**Job 1**
Write out the part of the course description starting with "- Module 2-PM: To" and going on through "the ERASMUS project).".

**Article**
A student who has met the objectives of the course will acquire an understanding of the issues and tasks involved in structured computer programming, data analysis, machine learning and process mining, so to be able to make informed decisions. The student will be able to write complex Python programs of various nature, with a focus on complex data analysis tasks like machine learning and process mining.
Prerequisites: No prerequisites for Module 1, while Modules 2 require knowledge on computer programming obtained attending Module 1.
The course makes extensive use of online repositories and game-based e-learning platforms to
- GitHub Wiki: collect and distribute slides, coding examples, datasets, and further course material
- Colab: distribute and automatically provide feedback for coding assignments
- Kahoot: perform online quizzes to monitor the learning process
Where possible, we will also coordinate some content and Practicum activities with the courses Applied Statistics (run in parallel with M1) and Statistical Learning for Large Data Topics in Statistical Learning (whose M1 is run in parallel with our M2).
Suggested books are
- Learning Python, M. Lutz
- Python for Data Analysis, W. McKinney
- Statistics and Machine Learning in Python, E.Duchesnay, T.Löfstedt, F.Younes
- Process Mining: Data Science in Action, W. van der Aalst
We will employ Pyhton as the programming language and statistical software of choice for the course.
- Please visit the setup your machine entry on the right sidebar
Students can attend single modules, therefore there will be an evaluation for each module.
- Module 1: Evaluation will be based on individual oral examinations on the topics covered in the course, starting from the students' solutions to the weekly assignments.
- Module 2-ML: Evaluation will be based on oral examinations, starting from group project work and written reports to be held/handed in at the end of the course. Each group will use a given dataset (or propose one of interest) and apply to it techniques described during the course. The project report consists of a jupyterlab notebook as those used by the lecturers.
- Module 2-PM: To be decided.
Attendance: The course will be given in blended mode using
- the rooms specified in the general calendar
- remotely on WebEx. The recurrent meeting link is: https://santannapisa.webex.com/meet/a.vandin
Allievi Ordinari of Scuola Superiore Sant'Anna have to attend the classes in person, if not explicitly justified (e.g., Allievi abroad participating to the ERASMUS project).
- All other attendees are allowed to attend in person only if enough seats are available (information on this is going to be provided via email). Alternatively, they will have to attend remotely on WebEx (this should not affect the learning process: some previous editions of the course were run mostly online).

**Data provided**

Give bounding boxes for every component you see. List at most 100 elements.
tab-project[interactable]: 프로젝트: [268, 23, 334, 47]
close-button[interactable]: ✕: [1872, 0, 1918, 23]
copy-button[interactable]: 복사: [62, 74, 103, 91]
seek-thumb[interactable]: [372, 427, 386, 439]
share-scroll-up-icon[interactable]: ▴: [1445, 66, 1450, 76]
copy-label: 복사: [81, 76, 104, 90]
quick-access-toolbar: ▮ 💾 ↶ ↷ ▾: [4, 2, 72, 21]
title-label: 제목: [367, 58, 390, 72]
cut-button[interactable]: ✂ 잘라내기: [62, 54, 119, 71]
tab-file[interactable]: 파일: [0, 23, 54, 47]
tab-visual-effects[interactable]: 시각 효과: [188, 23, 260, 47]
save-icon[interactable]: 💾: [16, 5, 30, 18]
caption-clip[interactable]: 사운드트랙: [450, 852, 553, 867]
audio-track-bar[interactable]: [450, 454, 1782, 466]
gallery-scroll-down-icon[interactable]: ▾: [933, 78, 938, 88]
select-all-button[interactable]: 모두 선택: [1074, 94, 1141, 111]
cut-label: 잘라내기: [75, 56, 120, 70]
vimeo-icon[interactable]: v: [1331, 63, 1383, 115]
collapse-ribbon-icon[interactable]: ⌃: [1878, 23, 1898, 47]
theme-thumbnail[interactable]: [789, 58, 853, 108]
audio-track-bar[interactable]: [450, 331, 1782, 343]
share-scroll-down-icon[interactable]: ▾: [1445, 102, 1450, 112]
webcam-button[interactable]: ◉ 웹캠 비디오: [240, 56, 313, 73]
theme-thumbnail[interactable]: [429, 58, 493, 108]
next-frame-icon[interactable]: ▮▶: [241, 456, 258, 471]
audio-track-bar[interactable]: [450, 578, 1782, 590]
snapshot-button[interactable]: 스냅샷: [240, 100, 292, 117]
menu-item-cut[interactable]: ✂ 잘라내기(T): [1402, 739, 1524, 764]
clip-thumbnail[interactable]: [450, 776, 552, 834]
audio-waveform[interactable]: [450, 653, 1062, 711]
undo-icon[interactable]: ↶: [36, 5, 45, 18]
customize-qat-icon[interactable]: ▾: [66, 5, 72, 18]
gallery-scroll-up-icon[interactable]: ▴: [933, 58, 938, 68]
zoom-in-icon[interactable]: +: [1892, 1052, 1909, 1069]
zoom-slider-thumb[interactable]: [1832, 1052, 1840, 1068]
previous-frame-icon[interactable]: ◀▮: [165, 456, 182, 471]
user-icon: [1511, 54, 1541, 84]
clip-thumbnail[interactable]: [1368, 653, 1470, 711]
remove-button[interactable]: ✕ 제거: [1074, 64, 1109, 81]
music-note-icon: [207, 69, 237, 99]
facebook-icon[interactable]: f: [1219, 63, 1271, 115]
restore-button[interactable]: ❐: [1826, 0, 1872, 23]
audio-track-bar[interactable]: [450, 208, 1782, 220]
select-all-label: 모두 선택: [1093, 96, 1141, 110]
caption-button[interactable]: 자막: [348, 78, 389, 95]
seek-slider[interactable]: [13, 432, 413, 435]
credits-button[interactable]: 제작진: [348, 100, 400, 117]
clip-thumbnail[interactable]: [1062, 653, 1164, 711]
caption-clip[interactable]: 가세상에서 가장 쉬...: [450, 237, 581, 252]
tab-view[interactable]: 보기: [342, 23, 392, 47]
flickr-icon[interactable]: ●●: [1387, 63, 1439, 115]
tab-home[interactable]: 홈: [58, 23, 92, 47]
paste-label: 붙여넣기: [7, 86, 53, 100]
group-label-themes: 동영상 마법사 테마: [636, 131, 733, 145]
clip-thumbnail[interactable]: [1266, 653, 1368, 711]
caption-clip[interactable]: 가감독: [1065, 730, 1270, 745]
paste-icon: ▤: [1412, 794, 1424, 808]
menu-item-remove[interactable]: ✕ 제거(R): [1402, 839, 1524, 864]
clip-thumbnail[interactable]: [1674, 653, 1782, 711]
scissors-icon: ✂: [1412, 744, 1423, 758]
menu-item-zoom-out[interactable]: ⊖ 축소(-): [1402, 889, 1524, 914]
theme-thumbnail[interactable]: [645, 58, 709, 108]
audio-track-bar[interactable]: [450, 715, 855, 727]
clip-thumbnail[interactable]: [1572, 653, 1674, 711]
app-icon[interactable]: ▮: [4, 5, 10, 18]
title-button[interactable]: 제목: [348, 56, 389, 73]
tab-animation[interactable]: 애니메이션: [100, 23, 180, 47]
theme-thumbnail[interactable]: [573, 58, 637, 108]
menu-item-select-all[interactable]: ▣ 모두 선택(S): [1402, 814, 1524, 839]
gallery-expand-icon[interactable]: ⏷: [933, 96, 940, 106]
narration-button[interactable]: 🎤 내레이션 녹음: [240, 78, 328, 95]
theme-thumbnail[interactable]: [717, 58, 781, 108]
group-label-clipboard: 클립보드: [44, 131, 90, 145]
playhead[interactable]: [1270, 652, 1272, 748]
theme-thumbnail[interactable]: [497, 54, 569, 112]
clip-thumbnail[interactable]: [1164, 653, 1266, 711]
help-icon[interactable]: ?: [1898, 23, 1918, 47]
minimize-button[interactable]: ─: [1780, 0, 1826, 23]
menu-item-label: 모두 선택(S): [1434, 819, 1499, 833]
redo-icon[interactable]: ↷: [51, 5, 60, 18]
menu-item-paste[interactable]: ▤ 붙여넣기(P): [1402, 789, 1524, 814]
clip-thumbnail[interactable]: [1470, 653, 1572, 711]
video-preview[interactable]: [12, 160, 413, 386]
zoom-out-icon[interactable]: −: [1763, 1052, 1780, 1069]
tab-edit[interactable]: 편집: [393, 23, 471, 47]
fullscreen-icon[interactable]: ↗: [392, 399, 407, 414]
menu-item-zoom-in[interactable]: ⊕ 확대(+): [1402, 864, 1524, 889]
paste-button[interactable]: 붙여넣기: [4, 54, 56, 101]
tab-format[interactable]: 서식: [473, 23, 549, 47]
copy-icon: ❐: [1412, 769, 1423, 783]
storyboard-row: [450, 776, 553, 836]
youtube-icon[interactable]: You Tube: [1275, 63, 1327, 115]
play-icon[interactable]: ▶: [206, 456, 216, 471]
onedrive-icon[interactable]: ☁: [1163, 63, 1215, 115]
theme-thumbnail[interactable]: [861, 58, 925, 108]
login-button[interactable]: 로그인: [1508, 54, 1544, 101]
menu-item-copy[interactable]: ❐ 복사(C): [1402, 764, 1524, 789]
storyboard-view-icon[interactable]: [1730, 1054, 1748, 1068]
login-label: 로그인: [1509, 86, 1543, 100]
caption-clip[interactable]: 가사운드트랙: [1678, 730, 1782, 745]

**Job 2**
Please put the lines of the records into a numbered list, starting with the first line of the records and going on through the line with "copy-button[interactable]: 복사: [62, 74, 103, 91]", and leave out any blank lines.

**Task answer 1**
- Module 2-PM: To be decided.
Attendance: The course will be given in blended mode using
- the rooms specified in the general calendar
- remotely on WebEx. The recurrent meeting link is: https://santannapisa.webex.com/meet/a.vandin
Allievi Ordinari of Scuola Superiore Sant'Anna have to attend the classes in person, if not explicitly justified (e.g., Allievi abroad participating to the ERASMUS project).

**Task answer 2**
1. Give bounding boxes for every component you see. List at most 100 elements.
2. tab-project[interactable]: 프로젝트: [268, 23, 334, 47]
3. close-button[interactable]: ✕: [1872, 0, 1918, 23]
4. copy-button[interactable]: 복사: [62, 74, 103, 91]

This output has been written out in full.